┌──
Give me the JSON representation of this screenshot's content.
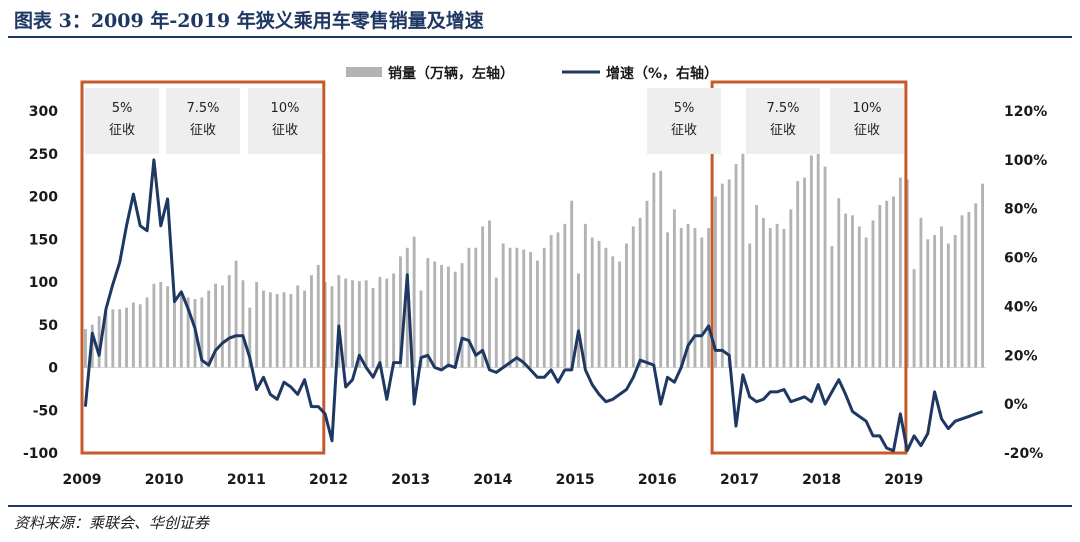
{
  "title": "图表 3：2009 年-2019 年狭义乘用车零售销量及增速",
  "source": "资料来源：乘联会、华创证券",
  "colors": {
    "bar": "#b3b3b3",
    "line": "#1f3763",
    "box": "#c55a2b",
    "ann_bg": "#eeeeee",
    "rule": "#1f3763"
  },
  "chart_data": {
    "type": "bar+line",
    "legend": [
      "销量（万辆，左轴）",
      "增速（%，右轴）"
    ],
    "x_labels": [
      "2009",
      "2010",
      "2011",
      "2012",
      "2013",
      "2014",
      "2015",
      "2016",
      "2017",
      "2018",
      "2019"
    ],
    "y_left": {
      "min": -100,
      "max": 300,
      "ticks": [
        "300",
        "250",
        "200",
        "150",
        "100",
        "50",
        "0",
        "-50",
        "-100"
      ]
    },
    "y_right": {
      "min": -20,
      "max": 120,
      "ticks": [
        "120%",
        "100%",
        "80%",
        "60%",
        "40%",
        "20%",
        "0%",
        "-20%"
      ]
    },
    "sales": [
      45,
      50,
      60,
      65,
      68,
      68,
      70,
      76,
      74,
      82,
      98,
      100,
      95,
      87,
      85,
      82,
      80,
      82,
      90,
      98,
      96,
      108,
      125,
      102,
      70,
      100,
      90,
      88,
      86,
      88,
      86,
      96,
      90,
      108,
      120,
      100,
      95,
      108,
      104,
      102,
      101,
      102,
      93,
      106,
      104,
      110,
      130,
      140,
      153,
      90,
      128,
      124,
      120,
      118,
      112,
      122,
      140,
      140,
      165,
      172,
      105,
      145,
      140,
      140,
      138,
      135,
      125,
      140,
      155,
      158,
      168,
      195,
      110,
      168,
      152,
      148,
      140,
      130,
      124,
      145,
      165,
      175,
      195,
      228,
      230,
      158,
      185,
      163,
      168,
      163,
      152,
      163,
      200,
      215,
      220,
      238,
      250,
      145,
      190,
      175,
      163,
      168,
      162,
      185,
      218,
      222,
      248,
      275,
      235,
      142,
      198,
      180,
      178,
      165,
      152,
      172,
      190,
      195,
      200,
      222,
      220,
      115,
      175,
      150,
      155,
      165,
      145,
      155,
      178,
      182,
      192,
      215
    ],
    "growth": [
      -1,
      29,
      20,
      39,
      49,
      58,
      73,
      86,
      73,
      71,
      100,
      73,
      84,
      42,
      46,
      39,
      31,
      18,
      16,
      22,
      25,
      27,
      28,
      28,
      19,
      6,
      11,
      4,
      2,
      9,
      7,
      4,
      10,
      -1,
      -1,
      -4,
      -15,
      32,
      7,
      10,
      20,
      15,
      11,
      17,
      2,
      17,
      17,
      53,
      0,
      19,
      20,
      15,
      14,
      16,
      15,
      27,
      26,
      20,
      22,
      14,
      13,
      15,
      17,
      19,
      17,
      14,
      11,
      11,
      14,
      9,
      14,
      14,
      30,
      14,
      8,
      4,
      1,
      2,
      4,
      6,
      11,
      18,
      17,
      16,
      0,
      11,
      9,
      15,
      24,
      28,
      28,
      32,
      22,
      22,
      20,
      -9,
      12,
      3,
      1,
      2,
      5,
      5,
      6,
      1,
      2,
      3,
      1,
      8,
      0,
      5,
      10,
      4,
      -3,
      -5,
      -7,
      -13,
      -13,
      -18,
      -19,
      -4,
      -19,
      -13,
      -17,
      -12,
      5,
      -6,
      -10,
      -7,
      -6,
      -5,
      -4,
      -3
    ],
    "annotations": [
      {
        "line1": "5%",
        "line2": "征收"
      },
      {
        "line1": "7.5%",
        "line2": "征收"
      },
      {
        "line1": "10%",
        "line2": "征收"
      },
      {
        "line1": "5%",
        "line2": "征收"
      },
      {
        "line1": "7.5%",
        "line2": "征收"
      },
      {
        "line1": "10%",
        "line2": "征收"
      }
    ]
  }
}
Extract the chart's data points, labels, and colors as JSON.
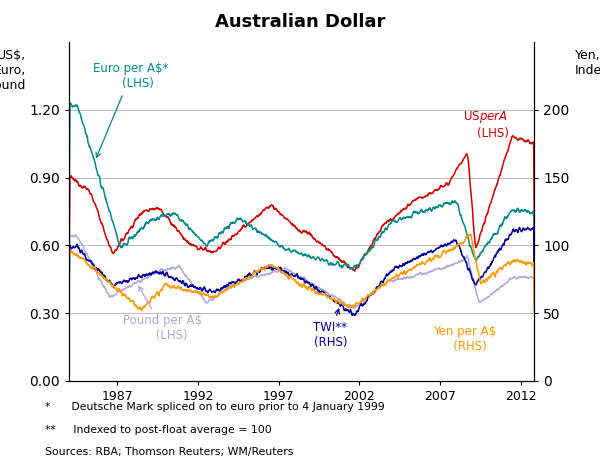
{
  "title": "Australian Dollar",
  "ylabel_left": "US$,\nEuro,\nPound",
  "ylabel_right": "Yen,\nIndex",
  "xlim": [
    1984.0,
    2012.83
  ],
  "ylim_left": [
    0.0,
    1.5
  ],
  "ylim_right": [
    0.0,
    250
  ],
  "yticks_left": [
    0.0,
    0.3,
    0.6,
    0.9,
    1.2
  ],
  "yticks_right": [
    0,
    50,
    100,
    150,
    200
  ],
  "xticks": [
    1987,
    1992,
    1997,
    2002,
    2007,
    2012
  ],
  "colors": {
    "usd": "#cc0000",
    "euro": "#008888",
    "pound": "#aaaadd",
    "yen": "#ff9900",
    "twi": "#000099"
  },
  "footnotes": [
    "*      Deutsche Mark spliced on to euro prior to 4 January 1999",
    "**     Indexed to post-float average = 100",
    "Sources: RBA; Thomson Reuters; WM/Reuters"
  ],
  "background_color": "#ffffff",
  "grid_color": "#bbbbbb"
}
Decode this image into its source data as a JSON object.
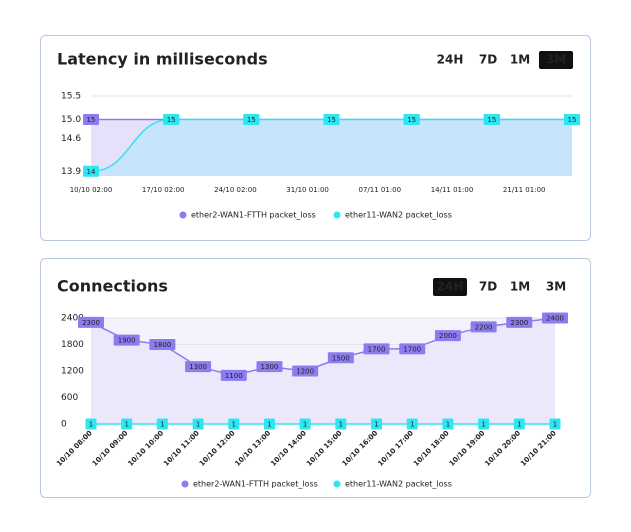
{
  "chart_data": [
    {
      "type": "line",
      "title": "Latency in milliseconds",
      "ranges": [
        "24H",
        "7D",
        "1M",
        "3M"
      ],
      "active_range": 3,
      "smooth": true,
      "categories": [
        "10/10 02:00",
        "17/10 02:00",
        "24/10 02:00",
        "31/10 01:00",
        "07/11 01:00",
        "14/11 01:00",
        "21/11 01:00"
      ],
      "ylim": [
        13.8,
        15.5
      ],
      "yticks": [
        13.9,
        14.6,
        {
          "value": 15,
          "label": "15.0"
        },
        15.5
      ],
      "grid": true,
      "series": [
        {
          "name": "ether2-WAN1-FTTH packet_loss",
          "color": "#8b7cf0",
          "fill": "#e6e1fb",
          "values": [
            15,
            15,
            15,
            15,
            15,
            15,
            15
          ]
        },
        {
          "name": "ether11-WAN2 packet_loss",
          "color": "#2ee6f2",
          "fill": "#c6e4fb",
          "values": [
            13.9,
            15,
            15,
            15,
            15,
            15,
            15
          ],
          "value_labels": [
            "14",
            "15",
            "15",
            "15",
            "15",
            "15",
            "15"
          ]
        }
      ]
    },
    {
      "type": "line",
      "title": "Connections",
      "ranges": [
        "24H",
        "7D",
        "1M",
        "3M"
      ],
      "active_range": 0,
      "smooth": false,
      "categories": [
        "10/10 08:00",
        "10/10 09:00",
        "10/10 10:00",
        "10/10 11:00",
        "10/10 12:00",
        "10/10 13:00",
        "10/10 14:00",
        "10/10 15:00",
        "10/10 16:00",
        "10/10 17:00",
        "10/10 18:00",
        "10/10 19:00",
        "10/10 20:00",
        "10/10 21:00"
      ],
      "ylim": [
        0,
        2400
      ],
      "yticks": [
        0,
        600,
        1200,
        1800,
        2400
      ],
      "grid": true,
      "series": [
        {
          "name": "ether2-WAN1-FTTH packet_loss",
          "color": "#8b7cf0",
          "fill": "#ebe8fb",
          "values": [
            2300,
            1900,
            1800,
            1300,
            1100,
            1300,
            1200,
            1500,
            1700,
            1700,
            2000,
            2200,
            2300,
            2400
          ]
        },
        {
          "name": "ether11-WAN2 packet_loss",
          "color": "#2ee6f2",
          "fill": "none",
          "values": [
            1,
            1,
            1,
            1,
            1,
            1,
            1,
            1,
            1,
            1,
            1,
            1,
            1,
            1
          ]
        }
      ]
    }
  ]
}
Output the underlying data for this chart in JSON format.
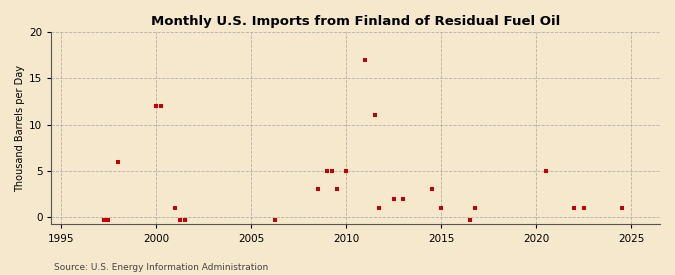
{
  "title": "Monthly U.S. Imports from Finland of Residual Fuel Oil",
  "ylabel": "Thousand Barrels per Day",
  "source": "Source: U.S. Energy Information Administration",
  "xlim": [
    1994.5,
    2026.5
  ],
  "ylim": [
    -0.8,
    20
  ],
  "yticks": [
    0,
    5,
    10,
    15,
    20
  ],
  "xticks": [
    1995,
    2000,
    2005,
    2010,
    2015,
    2020,
    2025
  ],
  "background_color": "#f5e8cc",
  "plot_background": "#f5e8cc",
  "grid_color": "#aaaaaa",
  "point_color": "#cc0000",
  "data_points": [
    [
      1997.25,
      -0.3
    ],
    [
      1997.5,
      -0.3
    ],
    [
      1998.0,
      6
    ],
    [
      2000.0,
      12
    ],
    [
      2000.25,
      12
    ],
    [
      2001.0,
      1
    ],
    [
      2001.25,
      -0.3
    ],
    [
      2001.5,
      -0.3
    ],
    [
      2006.25,
      -0.3
    ],
    [
      2008.5,
      3
    ],
    [
      2009.0,
      5
    ],
    [
      2009.25,
      5
    ],
    [
      2009.5,
      3
    ],
    [
      2010.0,
      5
    ],
    [
      2011.0,
      17
    ],
    [
      2011.5,
      11
    ],
    [
      2011.75,
      1
    ],
    [
      2012.5,
      2
    ],
    [
      2013.0,
      2
    ],
    [
      2014.5,
      3
    ],
    [
      2015.0,
      1
    ],
    [
      2016.5,
      -0.3
    ],
    [
      2016.75,
      1
    ],
    [
      2020.5,
      5
    ],
    [
      2022.0,
      1
    ],
    [
      2022.5,
      1
    ],
    [
      2024.5,
      1
    ]
  ]
}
└──
**Aim of the exercise**:
Show the lines from the data above that contain the string "title".

**Solution for this task**:
  "title": "图表 3：2009 年-2019 年狭义乘用车零售销量及增速",
  "title": "Australian Dollar",
      "title": "Latency in milliseconds",
      "title": "Connections",
  "title": "Monthly U.S. Imports from Finland of Residual Fuel Oil",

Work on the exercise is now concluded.